[start Records for the task]

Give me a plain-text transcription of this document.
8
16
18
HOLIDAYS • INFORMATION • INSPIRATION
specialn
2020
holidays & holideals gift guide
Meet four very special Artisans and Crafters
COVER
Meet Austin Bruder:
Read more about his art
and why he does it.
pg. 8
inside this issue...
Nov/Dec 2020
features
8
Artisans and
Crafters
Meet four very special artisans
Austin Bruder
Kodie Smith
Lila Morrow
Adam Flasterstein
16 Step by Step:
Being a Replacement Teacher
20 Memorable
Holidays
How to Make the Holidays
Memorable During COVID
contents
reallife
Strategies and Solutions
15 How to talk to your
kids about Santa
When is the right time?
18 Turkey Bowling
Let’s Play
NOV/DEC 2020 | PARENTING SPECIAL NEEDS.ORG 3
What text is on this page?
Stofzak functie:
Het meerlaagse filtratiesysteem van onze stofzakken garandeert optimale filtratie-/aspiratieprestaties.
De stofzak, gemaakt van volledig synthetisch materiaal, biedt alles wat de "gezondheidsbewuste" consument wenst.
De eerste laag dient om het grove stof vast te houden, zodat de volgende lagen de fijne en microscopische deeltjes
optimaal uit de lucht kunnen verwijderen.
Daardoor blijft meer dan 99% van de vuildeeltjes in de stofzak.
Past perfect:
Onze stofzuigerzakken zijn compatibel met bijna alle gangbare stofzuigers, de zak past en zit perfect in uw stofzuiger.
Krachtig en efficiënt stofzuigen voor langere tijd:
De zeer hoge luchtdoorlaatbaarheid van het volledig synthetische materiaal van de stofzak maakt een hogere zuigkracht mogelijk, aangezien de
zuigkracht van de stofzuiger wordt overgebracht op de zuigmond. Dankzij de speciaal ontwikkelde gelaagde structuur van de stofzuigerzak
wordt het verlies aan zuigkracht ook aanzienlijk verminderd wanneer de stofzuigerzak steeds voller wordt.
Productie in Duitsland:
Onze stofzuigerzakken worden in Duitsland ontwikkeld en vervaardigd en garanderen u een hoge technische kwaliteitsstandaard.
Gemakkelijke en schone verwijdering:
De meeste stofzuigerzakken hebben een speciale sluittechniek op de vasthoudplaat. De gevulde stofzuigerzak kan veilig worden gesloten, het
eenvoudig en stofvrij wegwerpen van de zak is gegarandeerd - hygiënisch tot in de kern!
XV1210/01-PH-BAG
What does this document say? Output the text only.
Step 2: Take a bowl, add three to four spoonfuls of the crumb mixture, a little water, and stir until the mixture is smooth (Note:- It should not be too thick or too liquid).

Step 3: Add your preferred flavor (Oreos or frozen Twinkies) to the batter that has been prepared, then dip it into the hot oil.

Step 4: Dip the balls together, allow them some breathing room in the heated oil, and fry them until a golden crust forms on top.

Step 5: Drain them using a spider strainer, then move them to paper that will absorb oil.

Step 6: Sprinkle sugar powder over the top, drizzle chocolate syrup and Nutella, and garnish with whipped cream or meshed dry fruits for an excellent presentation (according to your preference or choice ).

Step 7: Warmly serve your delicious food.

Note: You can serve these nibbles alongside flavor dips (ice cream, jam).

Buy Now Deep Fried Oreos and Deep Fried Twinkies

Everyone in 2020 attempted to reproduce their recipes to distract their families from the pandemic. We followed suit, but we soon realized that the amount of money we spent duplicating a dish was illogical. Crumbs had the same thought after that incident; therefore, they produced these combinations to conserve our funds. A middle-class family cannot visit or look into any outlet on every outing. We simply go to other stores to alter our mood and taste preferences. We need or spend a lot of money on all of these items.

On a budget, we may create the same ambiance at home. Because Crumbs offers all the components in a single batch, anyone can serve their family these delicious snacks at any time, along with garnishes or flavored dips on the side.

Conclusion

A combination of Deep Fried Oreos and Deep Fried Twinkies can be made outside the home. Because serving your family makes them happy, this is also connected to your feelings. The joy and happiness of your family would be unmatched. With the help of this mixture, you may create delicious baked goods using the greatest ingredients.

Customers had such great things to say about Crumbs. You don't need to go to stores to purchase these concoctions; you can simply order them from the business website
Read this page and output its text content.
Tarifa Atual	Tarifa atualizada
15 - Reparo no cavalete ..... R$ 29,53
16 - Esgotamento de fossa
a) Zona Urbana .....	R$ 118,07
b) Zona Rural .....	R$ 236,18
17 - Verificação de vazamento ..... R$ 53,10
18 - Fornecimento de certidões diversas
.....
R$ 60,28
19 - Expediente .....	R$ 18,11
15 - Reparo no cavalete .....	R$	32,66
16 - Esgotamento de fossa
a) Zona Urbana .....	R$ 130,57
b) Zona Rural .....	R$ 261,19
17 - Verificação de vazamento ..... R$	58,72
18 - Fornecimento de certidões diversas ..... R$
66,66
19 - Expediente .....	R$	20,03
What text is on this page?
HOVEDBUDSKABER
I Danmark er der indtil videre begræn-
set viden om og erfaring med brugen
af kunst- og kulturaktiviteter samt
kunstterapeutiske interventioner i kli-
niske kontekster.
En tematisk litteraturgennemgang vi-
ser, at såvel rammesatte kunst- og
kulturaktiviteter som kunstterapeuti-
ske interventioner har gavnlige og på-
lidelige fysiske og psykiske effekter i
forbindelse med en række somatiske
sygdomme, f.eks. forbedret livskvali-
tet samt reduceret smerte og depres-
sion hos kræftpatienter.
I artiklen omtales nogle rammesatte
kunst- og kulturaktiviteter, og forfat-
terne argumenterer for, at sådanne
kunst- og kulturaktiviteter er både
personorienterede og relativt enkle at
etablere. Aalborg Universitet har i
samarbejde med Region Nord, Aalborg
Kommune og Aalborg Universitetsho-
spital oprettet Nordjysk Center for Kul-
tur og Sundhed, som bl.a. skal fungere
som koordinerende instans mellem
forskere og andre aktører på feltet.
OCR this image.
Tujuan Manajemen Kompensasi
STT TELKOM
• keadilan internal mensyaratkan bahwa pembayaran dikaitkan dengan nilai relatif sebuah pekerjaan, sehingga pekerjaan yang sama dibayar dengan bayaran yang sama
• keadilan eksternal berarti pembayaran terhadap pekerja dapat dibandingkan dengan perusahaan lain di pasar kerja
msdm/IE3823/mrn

[end Records for the task]

Check every line for "Oreos" and show the ones that have it.

Expected answer
Step 3: Add your preferred flavor (Oreos or frozen Twinkies) to the batter that has been prepared, then dip it into the hot oil.
Buy Now Deep Fried Oreos and Deep Fried Twinkies
A combination of Deep Fried Oreos and Deep Fried Twinkies can be made outside the home. Because serving your family makes them happy, this is also connected to your feelings. The joy and happiness of your family would be unmatched. With the help of this mixture, you may create delicious baked goods using the greatest ingredients.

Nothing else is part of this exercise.